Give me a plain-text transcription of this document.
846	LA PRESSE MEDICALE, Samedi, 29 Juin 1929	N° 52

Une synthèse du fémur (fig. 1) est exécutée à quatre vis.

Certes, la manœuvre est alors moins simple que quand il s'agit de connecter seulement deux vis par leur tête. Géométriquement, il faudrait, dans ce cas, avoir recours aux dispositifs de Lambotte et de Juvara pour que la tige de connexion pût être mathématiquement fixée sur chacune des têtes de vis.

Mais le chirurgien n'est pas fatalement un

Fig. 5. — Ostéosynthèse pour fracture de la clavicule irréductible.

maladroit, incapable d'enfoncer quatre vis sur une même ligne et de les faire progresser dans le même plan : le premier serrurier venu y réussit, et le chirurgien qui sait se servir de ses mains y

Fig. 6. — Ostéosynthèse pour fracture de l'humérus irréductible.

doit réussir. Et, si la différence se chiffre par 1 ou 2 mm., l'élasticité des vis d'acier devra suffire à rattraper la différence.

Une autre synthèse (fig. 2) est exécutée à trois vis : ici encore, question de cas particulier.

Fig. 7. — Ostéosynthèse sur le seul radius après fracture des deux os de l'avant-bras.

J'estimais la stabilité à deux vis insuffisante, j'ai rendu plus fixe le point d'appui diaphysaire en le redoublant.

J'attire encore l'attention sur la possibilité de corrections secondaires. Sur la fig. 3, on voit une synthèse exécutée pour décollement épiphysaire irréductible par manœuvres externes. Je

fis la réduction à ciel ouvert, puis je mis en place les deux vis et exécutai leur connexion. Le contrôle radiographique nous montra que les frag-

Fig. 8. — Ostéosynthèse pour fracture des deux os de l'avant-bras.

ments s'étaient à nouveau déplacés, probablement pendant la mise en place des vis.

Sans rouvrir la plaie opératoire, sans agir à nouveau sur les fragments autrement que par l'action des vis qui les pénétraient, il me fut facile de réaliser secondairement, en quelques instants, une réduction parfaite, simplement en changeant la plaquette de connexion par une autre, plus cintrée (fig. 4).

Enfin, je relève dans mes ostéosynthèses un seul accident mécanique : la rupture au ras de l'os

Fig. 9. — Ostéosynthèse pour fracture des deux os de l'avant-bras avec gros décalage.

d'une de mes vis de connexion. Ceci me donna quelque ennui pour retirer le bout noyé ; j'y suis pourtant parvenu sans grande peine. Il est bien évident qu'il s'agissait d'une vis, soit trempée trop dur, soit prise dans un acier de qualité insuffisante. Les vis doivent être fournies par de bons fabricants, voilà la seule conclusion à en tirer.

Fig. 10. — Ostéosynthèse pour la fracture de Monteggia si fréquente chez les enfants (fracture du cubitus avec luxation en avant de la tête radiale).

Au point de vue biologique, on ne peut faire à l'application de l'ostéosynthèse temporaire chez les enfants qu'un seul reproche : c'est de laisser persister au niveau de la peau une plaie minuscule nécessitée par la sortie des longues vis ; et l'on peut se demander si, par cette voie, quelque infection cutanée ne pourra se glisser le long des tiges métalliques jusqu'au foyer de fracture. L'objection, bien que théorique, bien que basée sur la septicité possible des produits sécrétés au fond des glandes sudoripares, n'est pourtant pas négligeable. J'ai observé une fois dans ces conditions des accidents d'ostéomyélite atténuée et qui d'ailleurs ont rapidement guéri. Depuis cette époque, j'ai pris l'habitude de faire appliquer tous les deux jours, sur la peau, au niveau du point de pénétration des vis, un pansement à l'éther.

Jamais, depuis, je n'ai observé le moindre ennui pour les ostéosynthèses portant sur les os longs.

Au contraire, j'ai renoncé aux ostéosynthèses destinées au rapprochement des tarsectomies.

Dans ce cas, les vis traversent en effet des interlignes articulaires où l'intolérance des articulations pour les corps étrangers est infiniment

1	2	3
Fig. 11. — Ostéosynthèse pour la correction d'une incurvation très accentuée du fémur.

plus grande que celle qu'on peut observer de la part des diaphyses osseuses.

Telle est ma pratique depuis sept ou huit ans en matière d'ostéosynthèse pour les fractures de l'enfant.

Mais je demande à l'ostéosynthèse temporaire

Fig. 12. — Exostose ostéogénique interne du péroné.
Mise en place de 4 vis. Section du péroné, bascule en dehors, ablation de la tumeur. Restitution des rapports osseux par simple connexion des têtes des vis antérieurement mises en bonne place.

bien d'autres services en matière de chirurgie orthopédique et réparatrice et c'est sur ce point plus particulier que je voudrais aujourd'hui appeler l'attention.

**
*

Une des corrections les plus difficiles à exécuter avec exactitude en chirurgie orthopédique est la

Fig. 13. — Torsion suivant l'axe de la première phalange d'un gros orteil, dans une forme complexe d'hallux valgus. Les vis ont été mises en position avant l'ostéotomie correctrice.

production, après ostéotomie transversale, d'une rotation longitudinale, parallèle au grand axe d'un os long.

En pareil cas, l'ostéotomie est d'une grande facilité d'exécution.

- - - - -

> TASK REQUIREMENTS:
How many of the listing's lines contain "ostéosynthèses"? Respond with a single number and nothing else.

> FINAL ANSWER:
3